Saved data entries:
START

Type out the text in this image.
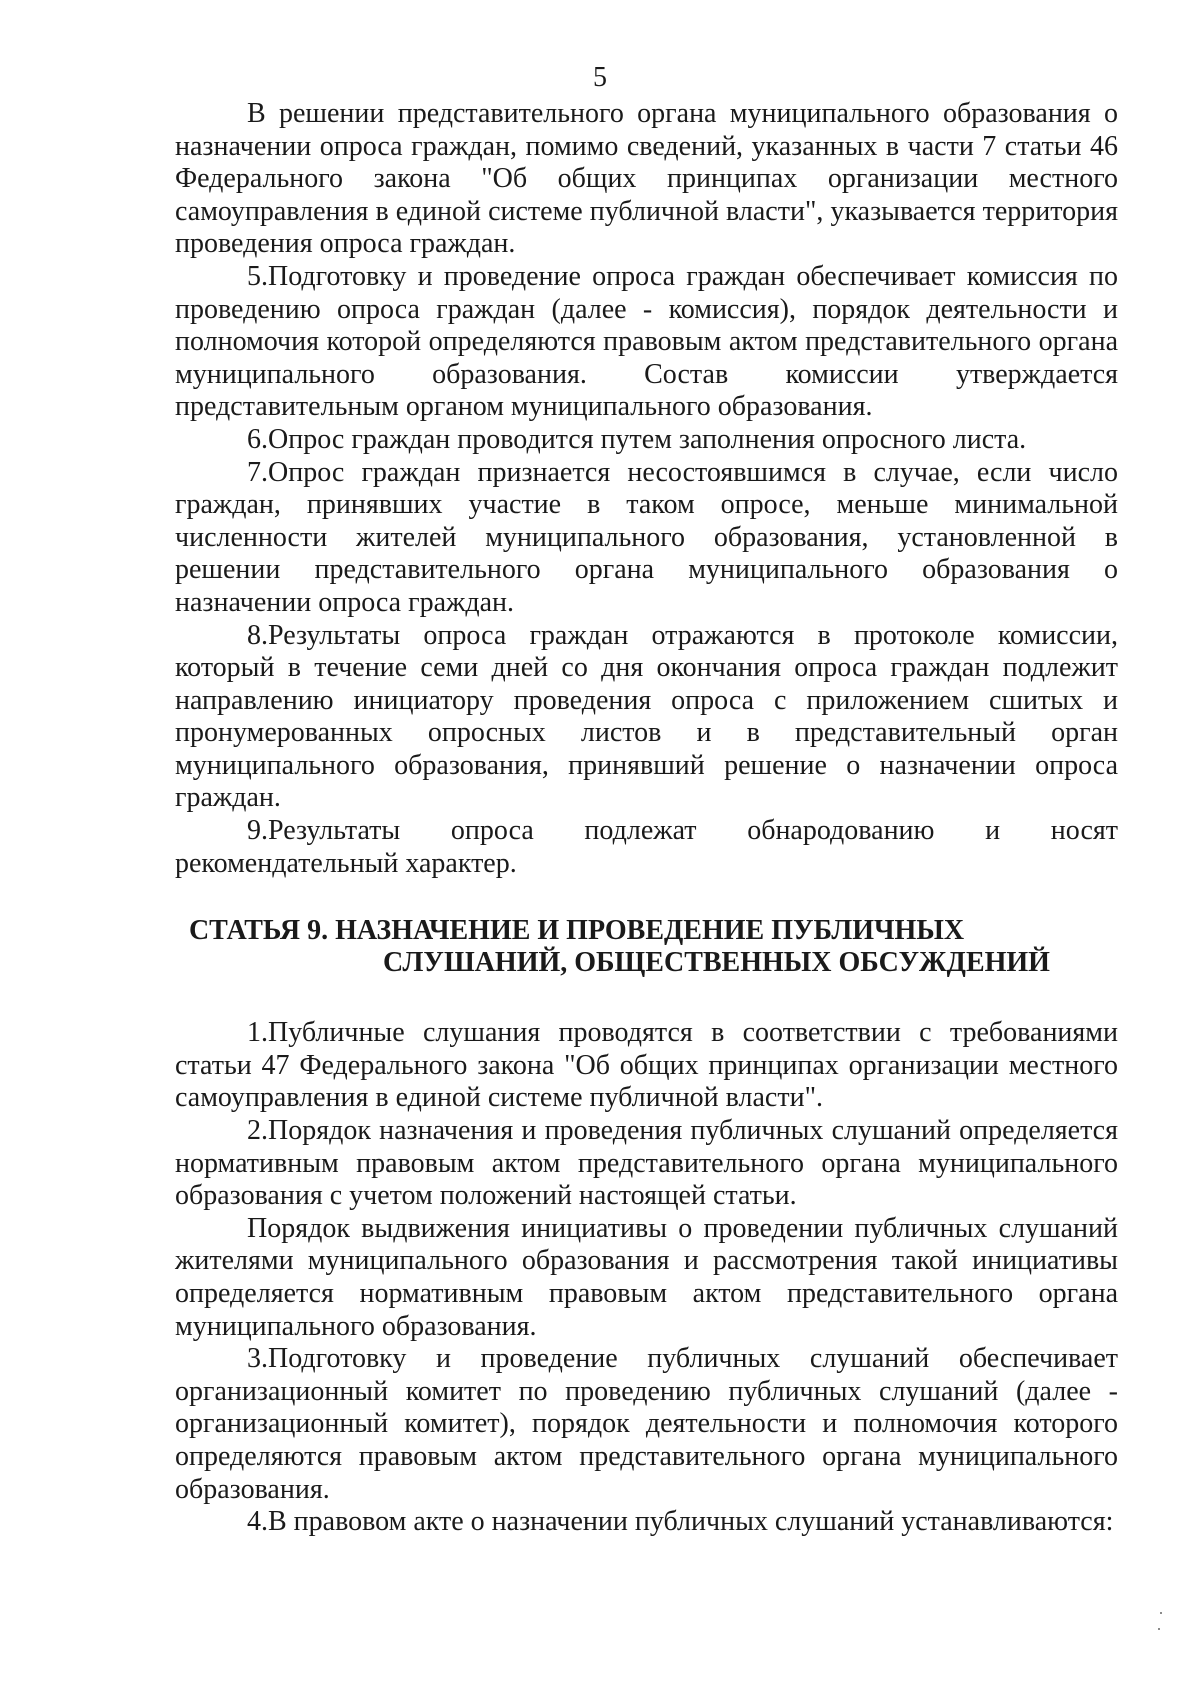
5

В решении представительного органа муниципального образования о назначении опроса граждан, помимо сведений, указанных в части 7 статьи 46 Федерального закона "Об общих принципах организации местного самоуправления в единой системе публичной власти", указывается территория проведения опроса граждан.

5.Подготовку и проведение опроса граждан обеспечивает комиссия по проведению опроса граждан (далее - комиссия), порядок деятельности и полномочия которой определяются правовым актом представительного органа муниципального образования. Состав комиссии утверждается представительным органом муниципального образования.

6.Опрос граждан проводится путем заполнения опросного листа.

7.Опрос граждан признается несостоявшимся в случае, если число граждан, принявших участие в таком опросе, меньше минимальной численности жителей муниципального образования, установленной в решении представительного органа муниципального образования о назначении опроса граждан.

8.Результаты опроса граждан отражаются в протоколе комиссии, который в течение семи дней со дня окончания опроса граждан подлежит направлению инициатору проведения опроса с приложением сшитых и пронумерованных опросных листов и в представительный орган муниципального образования, принявший решение о назначении опроса граждан.

9.Результаты опроса подлежат обнародованию и носят рекомендательный характер.

СТАТЬЯ 9. НАЗНАЧЕНИЕ И ПРОВЕДЕНИЕ ПУБЛИЧНЫХ
СЛУШАНИЙ, ОБЩЕСТВЕННЫХ ОБСУЖДЕНИЙ

1.Публичные слушания проводятся в соответствии с требованиями статьи 47 Федерального закона "Об общих принципах организации местного самоуправления в единой системе публичной власти".

2.Порядок назначения и проведения публичных слушаний определяется нормативным правовым актом представительного органа муниципального образования с учетом положений настоящей статьи.

Порядок выдвижения инициативы о проведении публичных слушаний жителями муниципального образования и рассмотрения такой инициативы определяется нормативным правовым актом представительного органа муниципального образования.

3.Подготовку и проведение публичных слушаний обеспечивает организационный комитет по проведению публичных слушаний (далее - организационный комитет), порядок деятельности и полномочия которого определяются правовым актом представительного органа муниципального образования.

4.В правовом акте о назначении публичных слушаний устанавливаются:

END

Do this:
Write out the entries again, exactly as given, skipping any images.

Solution for this task:
Type out the text in this image.
5

В решении представительного органа муниципального образования о назначении опроса граждан, помимо сведений, указанных в части 7 статьи 46 Федерального закона "Об общих принципах организации местного самоуправления в единой системе публичной власти", указывается территория проведения опроса граждан.

5.Подготовку и проведение опроса граждан обеспечивает комиссия по проведению опроса граждан (далее - комиссия), порядок деятельности и полномочия которой определяются правовым актом представительного органа муниципального образования. Состав комиссии утверждается представительным органом муниципального образования.

6.Опрос граждан проводится путем заполнения опросного листа.

7.Опрос граждан признается несостоявшимся в случае, если число граждан, принявших участие в таком опросе, меньше минимальной численности жителей муниципального образования, установленной в решении представительного органа муниципального образования о назначении опроса граждан.

8.Результаты опроса граждан отражаются в протоколе комиссии, который в течение семи дней со дня окончания опроса граждан подлежит направлению инициатору проведения опроса с приложением сшитых и пронумерованных опросных листов и в представительный орган муниципального образования, принявший решение о назначении опроса граждан.

9.Результаты опроса подлежат обнародованию и носят рекомендательный характер.

СТАТЬЯ 9. НАЗНАЧЕНИЕ И ПРОВЕДЕНИЕ ПУБЛИЧНЫХ
СЛУШАНИЙ, ОБЩЕСТВЕННЫХ ОБСУЖДЕНИЙ

1.Публичные слушания проводятся в соответствии с требованиями статьи 47 Федерального закона "Об общих принципах организации местного самоуправления в единой системе публичной власти".

2.Порядок назначения и проведения публичных слушаний определяется нормативным правовым актом представительного органа муниципального образования с учетом положений настоящей статьи.

Порядок выдвижения инициативы о проведении публичных слушаний жителями муниципального образования и рассмотрения такой инициативы определяется нормативным правовым актом представительного органа муниципального образования.

3.Подготовку и проведение публичных слушаний обеспечивает организационный комитет по проведению публичных слушаний (далее - организационный комитет), порядок деятельности и полномочия которого определяются правовым актом представительного органа муниципального образования.

4.В правовом акте о назначении публичных слушаний устанавливаются:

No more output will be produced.